→ **Work required**:
Copy the lines exactly, from the start of the records through the line that contains "data-point <box>177 319 181 322</box>".

→ **Records to process**:
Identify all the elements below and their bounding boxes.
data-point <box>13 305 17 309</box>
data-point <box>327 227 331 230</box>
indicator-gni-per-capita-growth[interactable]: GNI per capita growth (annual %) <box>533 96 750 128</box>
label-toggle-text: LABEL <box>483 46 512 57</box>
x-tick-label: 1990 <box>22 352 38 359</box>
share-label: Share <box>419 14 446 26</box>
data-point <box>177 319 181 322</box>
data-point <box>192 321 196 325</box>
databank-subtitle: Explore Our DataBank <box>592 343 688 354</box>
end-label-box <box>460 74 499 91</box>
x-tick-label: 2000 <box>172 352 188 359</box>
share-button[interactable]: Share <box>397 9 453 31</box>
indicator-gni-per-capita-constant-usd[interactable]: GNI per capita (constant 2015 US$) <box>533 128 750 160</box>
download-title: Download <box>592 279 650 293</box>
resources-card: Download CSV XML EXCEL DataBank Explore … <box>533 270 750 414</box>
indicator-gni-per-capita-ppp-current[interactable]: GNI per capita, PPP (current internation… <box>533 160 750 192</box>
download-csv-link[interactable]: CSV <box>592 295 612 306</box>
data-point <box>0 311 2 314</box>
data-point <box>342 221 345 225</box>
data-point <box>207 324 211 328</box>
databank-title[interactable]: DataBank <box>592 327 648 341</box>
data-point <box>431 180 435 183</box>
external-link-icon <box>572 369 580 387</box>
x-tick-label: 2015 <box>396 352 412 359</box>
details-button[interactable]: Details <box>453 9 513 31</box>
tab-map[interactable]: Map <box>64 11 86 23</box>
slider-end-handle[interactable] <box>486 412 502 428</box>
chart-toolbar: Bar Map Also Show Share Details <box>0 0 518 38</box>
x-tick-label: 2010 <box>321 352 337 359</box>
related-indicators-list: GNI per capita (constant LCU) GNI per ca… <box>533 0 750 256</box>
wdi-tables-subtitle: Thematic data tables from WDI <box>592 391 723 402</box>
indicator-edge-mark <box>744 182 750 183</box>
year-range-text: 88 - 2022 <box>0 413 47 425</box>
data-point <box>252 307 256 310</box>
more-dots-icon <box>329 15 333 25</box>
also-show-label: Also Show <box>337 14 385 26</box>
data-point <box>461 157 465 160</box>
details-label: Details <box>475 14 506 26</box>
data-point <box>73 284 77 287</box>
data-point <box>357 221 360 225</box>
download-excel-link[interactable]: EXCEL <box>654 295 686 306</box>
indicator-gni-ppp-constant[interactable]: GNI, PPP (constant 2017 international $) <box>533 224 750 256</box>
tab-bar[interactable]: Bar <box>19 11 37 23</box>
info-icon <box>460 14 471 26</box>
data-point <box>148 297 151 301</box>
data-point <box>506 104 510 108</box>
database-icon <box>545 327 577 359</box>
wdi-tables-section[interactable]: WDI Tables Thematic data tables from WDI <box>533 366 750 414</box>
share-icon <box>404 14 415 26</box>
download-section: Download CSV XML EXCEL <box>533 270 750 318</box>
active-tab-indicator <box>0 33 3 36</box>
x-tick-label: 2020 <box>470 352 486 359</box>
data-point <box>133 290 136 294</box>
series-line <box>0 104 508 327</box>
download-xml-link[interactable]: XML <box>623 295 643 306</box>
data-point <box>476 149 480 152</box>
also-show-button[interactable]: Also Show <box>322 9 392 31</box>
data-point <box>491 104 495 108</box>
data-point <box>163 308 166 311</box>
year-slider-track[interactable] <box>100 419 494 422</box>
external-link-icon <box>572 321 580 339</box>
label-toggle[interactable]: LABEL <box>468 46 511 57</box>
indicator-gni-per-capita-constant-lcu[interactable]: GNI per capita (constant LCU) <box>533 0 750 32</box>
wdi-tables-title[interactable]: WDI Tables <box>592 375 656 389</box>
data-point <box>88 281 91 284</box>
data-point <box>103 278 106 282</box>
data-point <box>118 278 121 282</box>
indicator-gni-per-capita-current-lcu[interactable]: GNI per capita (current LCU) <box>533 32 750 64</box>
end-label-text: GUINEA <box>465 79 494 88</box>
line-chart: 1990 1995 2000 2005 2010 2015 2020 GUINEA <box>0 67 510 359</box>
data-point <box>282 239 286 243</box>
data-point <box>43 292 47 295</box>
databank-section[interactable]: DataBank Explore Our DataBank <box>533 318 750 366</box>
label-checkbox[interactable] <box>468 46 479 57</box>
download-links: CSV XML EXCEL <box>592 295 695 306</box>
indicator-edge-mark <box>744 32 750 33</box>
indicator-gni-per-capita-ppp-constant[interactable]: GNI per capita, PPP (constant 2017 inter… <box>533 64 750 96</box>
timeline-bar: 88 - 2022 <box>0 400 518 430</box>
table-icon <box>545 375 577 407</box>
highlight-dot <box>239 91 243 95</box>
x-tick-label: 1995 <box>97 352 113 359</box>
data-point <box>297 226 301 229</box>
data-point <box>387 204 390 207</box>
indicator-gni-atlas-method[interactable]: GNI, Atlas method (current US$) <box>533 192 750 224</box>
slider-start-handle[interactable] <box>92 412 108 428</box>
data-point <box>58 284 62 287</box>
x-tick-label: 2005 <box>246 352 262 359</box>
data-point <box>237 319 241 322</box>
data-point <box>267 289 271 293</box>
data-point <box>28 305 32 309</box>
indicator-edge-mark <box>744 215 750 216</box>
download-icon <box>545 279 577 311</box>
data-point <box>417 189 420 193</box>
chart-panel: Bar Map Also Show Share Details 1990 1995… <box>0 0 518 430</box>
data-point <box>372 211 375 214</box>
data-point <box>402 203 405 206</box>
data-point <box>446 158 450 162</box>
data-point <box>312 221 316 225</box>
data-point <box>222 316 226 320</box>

→ **Finished answer**:
Identify all the elements below and their bounding boxes.
data-point <box>13 305 17 309</box>
data-point <box>327 227 331 230</box>
indicator-gni-per-capita-growth[interactable]: GNI per capita growth (annual %) <box>533 96 750 128</box>
label-toggle-text: LABEL <box>483 46 512 57</box>
x-tick-label: 1990 <box>22 352 38 359</box>
share-label: Share <box>419 14 446 26</box>
data-point <box>177 319 181 322</box>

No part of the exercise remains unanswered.